» **Material supplied**
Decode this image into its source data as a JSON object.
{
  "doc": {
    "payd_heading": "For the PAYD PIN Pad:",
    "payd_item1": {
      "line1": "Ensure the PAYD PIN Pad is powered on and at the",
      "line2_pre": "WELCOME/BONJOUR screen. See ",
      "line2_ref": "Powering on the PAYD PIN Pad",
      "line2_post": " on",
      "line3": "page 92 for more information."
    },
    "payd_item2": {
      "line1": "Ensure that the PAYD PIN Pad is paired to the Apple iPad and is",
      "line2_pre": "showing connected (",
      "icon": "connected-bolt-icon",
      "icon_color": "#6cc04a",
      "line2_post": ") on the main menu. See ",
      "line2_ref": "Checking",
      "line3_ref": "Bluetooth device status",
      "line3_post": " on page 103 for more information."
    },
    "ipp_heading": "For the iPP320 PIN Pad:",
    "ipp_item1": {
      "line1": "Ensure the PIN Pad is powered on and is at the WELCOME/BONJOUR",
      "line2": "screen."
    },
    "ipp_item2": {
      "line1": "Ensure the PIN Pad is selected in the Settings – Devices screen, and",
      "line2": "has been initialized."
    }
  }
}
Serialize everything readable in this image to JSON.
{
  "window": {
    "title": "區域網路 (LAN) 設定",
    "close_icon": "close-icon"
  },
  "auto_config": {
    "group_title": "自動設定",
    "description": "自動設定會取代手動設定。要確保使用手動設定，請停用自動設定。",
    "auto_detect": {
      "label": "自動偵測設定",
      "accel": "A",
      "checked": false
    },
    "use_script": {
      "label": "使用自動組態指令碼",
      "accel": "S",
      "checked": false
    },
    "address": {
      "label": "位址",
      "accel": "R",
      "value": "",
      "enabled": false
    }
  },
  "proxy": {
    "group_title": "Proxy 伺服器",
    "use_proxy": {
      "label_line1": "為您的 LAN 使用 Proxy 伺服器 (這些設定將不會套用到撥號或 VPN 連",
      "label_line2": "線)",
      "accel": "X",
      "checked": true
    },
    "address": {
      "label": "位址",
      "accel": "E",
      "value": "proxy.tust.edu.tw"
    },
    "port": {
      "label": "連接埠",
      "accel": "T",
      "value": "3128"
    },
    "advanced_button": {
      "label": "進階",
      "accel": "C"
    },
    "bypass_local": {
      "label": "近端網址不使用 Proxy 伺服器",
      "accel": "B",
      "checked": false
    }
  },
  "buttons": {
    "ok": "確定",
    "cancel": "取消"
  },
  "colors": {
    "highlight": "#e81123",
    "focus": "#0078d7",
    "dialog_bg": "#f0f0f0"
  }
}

» **What this task involves**
Please set down the whole listing above without altering a single line.

» **Worked answer**
Decode this image into its source data as a JSON object.
{
  "doc": {
    "payd_heading": "For the PAYD PIN Pad:",
    "payd_item1": {
      "line1": "Ensure the PAYD PIN Pad is powered on and at the",
      "line2_pre": "WELCOME/BONJOUR screen. See ",
      "line2_ref": "Powering on the PAYD PIN Pad",
      "line2_post": " on",
      "line3": "page 92 for more information."
    },
    "payd_item2": {
      "line1": "Ensure that the PAYD PIN Pad is paired to the Apple iPad and is",
      "line2_pre": "showing connected (",
      "icon": "connected-bolt-icon",
      "icon_color": "#6cc04a",
      "line2_post": ") on the main menu. See ",
      "line2_ref": "Checking",
      "line3_ref": "Bluetooth device status",
      "line3_post": " on page 103 for more information."
    },
    "ipp_heading": "For the iPP320 PIN Pad:",
    "ipp_item1": {
      "line1": "Ensure the PIN Pad is powered on and is at the WELCOME/BONJOUR",
      "line2": "screen."
    },
    "ipp_item2": {
      "line1": "Ensure the PIN Pad is selected in the Settings – Devices screen, and",
      "line2": "has been initialized."
    }
  }
}
Serialize everything readable in this image to JSON.
{
  "window": {
    "title": "區域網路 (LAN) 設定",
    "close_icon": "close-icon"
  },
  "auto_config": {
    "group_title": "自動設定",
    "description": "自動設定會取代手動設定。要確保使用手動設定，請停用自動設定。",
    "auto_detect": {
      "label": "自動偵測設定",
      "accel": "A",
      "checked": false
    },
    "use_script": {
      "label": "使用自動組態指令碼",
      "accel": "S",
      "checked": false
    },
    "address": {
      "label": "位址",
      "accel": "R",
      "value": "",
      "enabled": false
    }
  },
  "proxy": {
    "group_title": "Proxy 伺服器",
    "use_proxy": {
      "label_line1": "為您的 LAN 使用 Proxy 伺服器 (這些設定將不會套用到撥號或 VPN 連",
      "label_line2": "線)",
      "accel": "X",
      "checked": true
    },
    "address": {
      "label": "位址",
      "accel": "E",
      "value": "proxy.tust.edu.tw"
    },
    "port": {
      "label": "連接埠",
      "accel": "T",
      "value": "3128"
    },
    "advanced_button": {
      "label": "進階",
      "accel": "C"
    },
    "bypass_local": {
      "label": "近端網址不使用 Proxy 伺服器",
      "accel": "B",
      "checked": false
    }
  },
  "buttons": {
    "ok": "確定",
    "cancel": "取消"
  },
  "colors": {
    "highlight": "#e81123",
    "focus": "#0078d7",
    "dialog_bg": "#f0f0f0"
  }
}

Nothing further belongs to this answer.